[YOUR INSTRUCTIONS]: Each entry below is to be transcribed exactly.

____ GIVEN RECORDS

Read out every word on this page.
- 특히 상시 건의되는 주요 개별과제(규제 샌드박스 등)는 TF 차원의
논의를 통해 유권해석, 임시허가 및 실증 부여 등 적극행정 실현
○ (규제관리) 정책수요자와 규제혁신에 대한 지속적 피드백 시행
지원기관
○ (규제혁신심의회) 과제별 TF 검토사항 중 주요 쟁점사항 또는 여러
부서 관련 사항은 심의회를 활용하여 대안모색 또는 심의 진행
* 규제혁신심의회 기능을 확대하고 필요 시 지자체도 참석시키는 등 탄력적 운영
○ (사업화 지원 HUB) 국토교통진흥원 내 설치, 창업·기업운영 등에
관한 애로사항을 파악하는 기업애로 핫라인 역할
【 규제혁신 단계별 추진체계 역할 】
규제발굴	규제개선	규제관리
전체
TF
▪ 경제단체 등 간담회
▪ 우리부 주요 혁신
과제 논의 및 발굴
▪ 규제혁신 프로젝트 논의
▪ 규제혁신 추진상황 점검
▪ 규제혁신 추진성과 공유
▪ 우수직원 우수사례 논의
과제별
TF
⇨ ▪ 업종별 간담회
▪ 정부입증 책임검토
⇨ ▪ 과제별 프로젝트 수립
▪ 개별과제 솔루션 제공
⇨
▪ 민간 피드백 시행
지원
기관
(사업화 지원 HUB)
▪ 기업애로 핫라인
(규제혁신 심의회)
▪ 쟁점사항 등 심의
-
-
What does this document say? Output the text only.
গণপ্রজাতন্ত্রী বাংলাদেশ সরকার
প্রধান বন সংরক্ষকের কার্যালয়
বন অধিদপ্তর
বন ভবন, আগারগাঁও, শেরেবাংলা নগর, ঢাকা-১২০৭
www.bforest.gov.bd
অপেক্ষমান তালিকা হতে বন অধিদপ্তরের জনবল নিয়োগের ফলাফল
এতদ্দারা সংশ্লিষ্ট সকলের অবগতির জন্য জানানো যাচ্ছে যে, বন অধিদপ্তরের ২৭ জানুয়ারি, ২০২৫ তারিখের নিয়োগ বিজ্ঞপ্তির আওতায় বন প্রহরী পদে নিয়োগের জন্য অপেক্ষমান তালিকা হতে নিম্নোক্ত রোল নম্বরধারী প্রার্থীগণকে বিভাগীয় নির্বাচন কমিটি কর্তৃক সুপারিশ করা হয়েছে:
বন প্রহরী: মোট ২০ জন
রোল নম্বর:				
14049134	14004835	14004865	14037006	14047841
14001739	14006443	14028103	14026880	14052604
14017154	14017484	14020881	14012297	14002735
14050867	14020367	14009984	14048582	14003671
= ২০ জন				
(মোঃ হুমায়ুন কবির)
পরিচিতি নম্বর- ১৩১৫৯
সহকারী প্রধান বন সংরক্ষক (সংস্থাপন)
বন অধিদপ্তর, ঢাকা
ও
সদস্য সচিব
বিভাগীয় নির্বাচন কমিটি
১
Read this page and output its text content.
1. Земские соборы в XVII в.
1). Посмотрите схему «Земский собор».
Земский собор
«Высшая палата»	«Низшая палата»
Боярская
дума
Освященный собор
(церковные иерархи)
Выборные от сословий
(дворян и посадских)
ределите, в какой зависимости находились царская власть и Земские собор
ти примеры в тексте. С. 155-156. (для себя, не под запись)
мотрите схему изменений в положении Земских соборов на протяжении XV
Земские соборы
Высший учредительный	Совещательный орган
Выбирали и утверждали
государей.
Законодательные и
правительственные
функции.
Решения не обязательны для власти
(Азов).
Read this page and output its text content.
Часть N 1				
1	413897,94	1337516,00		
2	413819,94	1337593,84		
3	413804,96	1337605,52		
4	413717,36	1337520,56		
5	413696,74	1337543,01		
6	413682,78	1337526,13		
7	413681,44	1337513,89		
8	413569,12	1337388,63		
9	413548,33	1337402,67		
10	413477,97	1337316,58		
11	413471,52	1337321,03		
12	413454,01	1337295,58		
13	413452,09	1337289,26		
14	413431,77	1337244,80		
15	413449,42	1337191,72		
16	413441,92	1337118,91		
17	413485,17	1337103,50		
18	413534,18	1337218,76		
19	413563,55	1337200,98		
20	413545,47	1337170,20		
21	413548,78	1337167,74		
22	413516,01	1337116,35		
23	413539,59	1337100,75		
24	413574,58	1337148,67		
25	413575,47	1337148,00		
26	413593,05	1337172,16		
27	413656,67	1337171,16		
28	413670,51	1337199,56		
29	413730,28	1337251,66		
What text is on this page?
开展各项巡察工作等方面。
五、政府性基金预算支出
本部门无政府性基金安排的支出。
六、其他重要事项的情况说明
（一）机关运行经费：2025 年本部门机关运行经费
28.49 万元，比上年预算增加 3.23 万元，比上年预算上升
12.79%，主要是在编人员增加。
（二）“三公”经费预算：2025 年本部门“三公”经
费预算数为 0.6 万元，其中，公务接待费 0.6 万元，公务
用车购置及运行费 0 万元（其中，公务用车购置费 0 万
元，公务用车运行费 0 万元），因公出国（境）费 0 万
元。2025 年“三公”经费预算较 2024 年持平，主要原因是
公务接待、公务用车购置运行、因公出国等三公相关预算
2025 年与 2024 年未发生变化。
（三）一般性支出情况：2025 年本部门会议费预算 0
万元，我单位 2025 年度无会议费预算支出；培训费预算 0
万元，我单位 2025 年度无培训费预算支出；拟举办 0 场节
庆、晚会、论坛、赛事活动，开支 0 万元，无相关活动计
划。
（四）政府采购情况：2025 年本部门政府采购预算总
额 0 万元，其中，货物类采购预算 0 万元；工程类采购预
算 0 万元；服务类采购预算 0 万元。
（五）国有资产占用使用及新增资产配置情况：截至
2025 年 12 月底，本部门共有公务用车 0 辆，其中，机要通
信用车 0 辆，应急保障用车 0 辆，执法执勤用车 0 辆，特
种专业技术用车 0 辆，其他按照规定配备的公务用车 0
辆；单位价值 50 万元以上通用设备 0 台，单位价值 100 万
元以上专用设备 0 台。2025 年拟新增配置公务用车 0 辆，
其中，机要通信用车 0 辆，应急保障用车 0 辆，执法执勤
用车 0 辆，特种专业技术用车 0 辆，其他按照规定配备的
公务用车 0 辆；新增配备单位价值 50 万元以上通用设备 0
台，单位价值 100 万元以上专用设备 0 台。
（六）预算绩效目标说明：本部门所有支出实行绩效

________

[EXERCISE ANSWER]:
Read out every word on this page.
- 특히 상시 건의되는 주요 개별과제(규제 샌드박스 등)는 TF 차원의
논의를 통해 유권해석, 임시허가 및 실증 부여 등 적극행정 실현
○ (규제관리) 정책수요자와 규제혁신에 대한 지속적 피드백 시행
지원기관
○ (규제혁신심의회) 과제별 TF 검토사항 중 주요 쟁점사항 또는 여러
부서 관련 사항은 심의회를 활용하여 대안모색 또는 심의 진행
* 규제혁신심의회 기능을 확대하고 필요 시 지자체도 참석시키는 등 탄력적 운영
○ (사업화 지원 HUB) 국토교통진흥원 내 설치, 창업·기업운영 등에
관한 애로사항을 파악하는 기업애로 핫라인 역할
【 규제혁신 단계별 추진체계 역할 】
규제발굴	규제개선	규제관리
전체
TF
▪ 경제단체 등 간담회
▪ 우리부 주요 혁신
과제 논의 및 발굴
▪ 규제혁신 프로젝트 논의
▪ 규제혁신 추진상황 점검
▪ 규제혁신 추진성과 공유
▪ 우수직원 우수사례 논의
과제별
TF
⇨ ▪ 업종별 간담회
▪ 정부입증 책임검토
⇨ ▪ 과제별 프로젝트 수립
▪ 개별과제 솔루션 제공
⇨
▪ 민간 피드백 시행
지원
기관
(사업화 지원 HUB)
▪ 기업애로 핫라인
(규제혁신 심의회)
▪ 쟁점사항 등 심의
-
-
What does this document say? Output the text only.
গণপ্রজাতন্ত্রী বাংলাদেশ সরকার
প্রধান বন সংরক্ষকের কার্যালয়
বন অধিদপ্তর
বন ভবন, আগারগাঁও, শেরেবাংলা নগর, ঢাকা-১২০৭
www.bforest.gov.bd
অপেক্ষমান তালিকা হতে বন অধিদপ্তরের জনবল নিয়োগের ফলাফল
এতদ্দারা সংশ্লিষ্ট সকলের অবগতির জন্য জানানো যাচ্ছে যে, বন অধিদপ্তরের ২৭ জানুয়ারি, ২০২৫ তারিখের নিয়োগ বিজ্ঞপ্তির আওতায় বন প্রহরী পদে নিয়োগের জন্য অপেক্ষমান তালিকা হতে নিম্নোক্ত রোল নম্বরধারী প্রার্থীগণকে বিভাগীয় নির্বাচন কমিটি কর্তৃক সুপারিশ করা হয়েছে:
বন প্রহরী: মোট ২০ জন
রোল নম্বর:				
14049134	14004835	14004865	14037006	14047841
14001739	14006443	14028103	14026880	14052604
14017154	14017484	14020881	14012297	14002735
14050867	14020367	14009984	14048582	14003671
= ২০ জন				
(মোঃ হুমায়ুন কবির)
পরিচিতি নম্বর- ১৩১৫৯
সহকারী প্রধান বন সংরক্ষক (সংস্থাপন)
বন অধিদপ্তর, ঢাকা
ও
সদস্য সচিব
বিভাগীয় নির্বাচন কমিটি
১
Read this page and output its text content.
1. Земские соборы в XVII в.
1). Посмотрите схему «Земский собор».
Земский собор
«Высшая палата»	«Низшая палата»
Боярская
дума
Освященный собор
(церковные иерархи)
Выборные от сословий
(дворян и посадских)
ределите, в какой зависимости находились царская власть и Земские собор
ти примеры в тексте. С. 155-156. (для себя, не под запись)
мотрите схему изменений в положении Земских соборов на протяжении XV
Земские соборы
Высший учредительный	Совещательный орган
Выбирали и утверждали
государей.
Законодательные и
правительственные
функции.
Решения не обязательны для власти
(Азов).
Read this page and output its text content.
Часть N 1				
1	413897,94	1337516,00		
2	413819,94	1337593,84		
3	413804,96	1337605,52		
4	413717,36	1337520,56		
5	413696,74	1337543,01		
6	413682,78	1337526,13		
7	413681,44	1337513,89		
8	413569,12	1337388,63		
9	413548,33	1337402,67		
10	413477,97	1337316,58		
11	413471,52	1337321,03		
12	413454,01	1337295,58		
13	413452,09	1337289,26		
14	413431,77	1337244,80		
15	413449,42	1337191,72		
16	413441,92	1337118,91		
17	413485,17	1337103,50		
18	413534,18	1337218,76		
19	413563,55	1337200,98		
20	413545,47	1337170,20		
21	413548,78	1337167,74		
22	413516,01	1337116,35		
23	413539,59	1337100,75		
24	413574,58	1337148,67		
25	413575,47	1337148,00		
26	413593,05	1337172,16		
27	413656,67	1337171,16		
28	413670,51	1337199,56		
29	413730,28	1337251,66		
What text is on this page?
开展各项巡察工作等方面。
五、政府性基金预算支出
本部门无政府性基金安排的支出。
六、其他重要事项的情况说明
（一）机关运行经费：2025 年本部门机关运行经费
28.49 万元，比上年预算增加 3.23 万元，比上年预算上升
12.79%，主要是在编人员增加。
（二）“三公”经费预算：2025 年本部门“三公”经
费预算数为 0.6 万元，其中，公务接待费 0.6 万元，公务
用车购置及运行费 0 万元（其中，公务用车购置费 0 万
元，公务用车运行费 0 万元），因公出国（境）费 0 万
元。2025 年“三公”经费预算较 2024 年持平，主要原因是
公务接待、公务用车购置运行、因公出国等三公相关预算
2025 年与 2024 年未发生变化。
（三）一般性支出情况：2025 年本部门会议费预算 0
万元，我单位 2025 年度无会议费预算支出；培训费预算 0
万元，我单位 2025 年度无培训费预算支出；拟举办 0 场节
庆、晚会、论坛、赛事活动，开支 0 万元，无相关活动计
划。
（四）政府采购情况：2025 年本部门政府采购预算总
额 0 万元，其中，货物类采购预算 0 万元；工程类采购预
算 0 万元；服务类采购预算 0 万元。
（五）国有资产占用使用及新增资产配置情况：截至
2025 年 12 月底，本部门共有公务用车 0 辆，其中，机要通
信用车 0 辆，应急保障用车 0 辆，执法执勤用车 0 辆，特
种专业技术用车 0 辆，其他按照规定配备的公务用车 0
辆；单位价值 50 万元以上通用设备 0 台，单位价值 100 万
元以上专用设备 0 台。2025 年拟新增配置公务用车 0 辆，
其中，机要通信用车 0 辆，应急保障用车 0 辆，执法执勤
用车 0 辆，特种专业技术用车 0 辆，其他按照规定配备的
公务用车 0 辆；新增配备单位价值 50 万元以上通用设备 0
台，单位价值 100 万元以上专用设备 0 台。
（六）预算绩效目标说明：本部门所有支出实行绩效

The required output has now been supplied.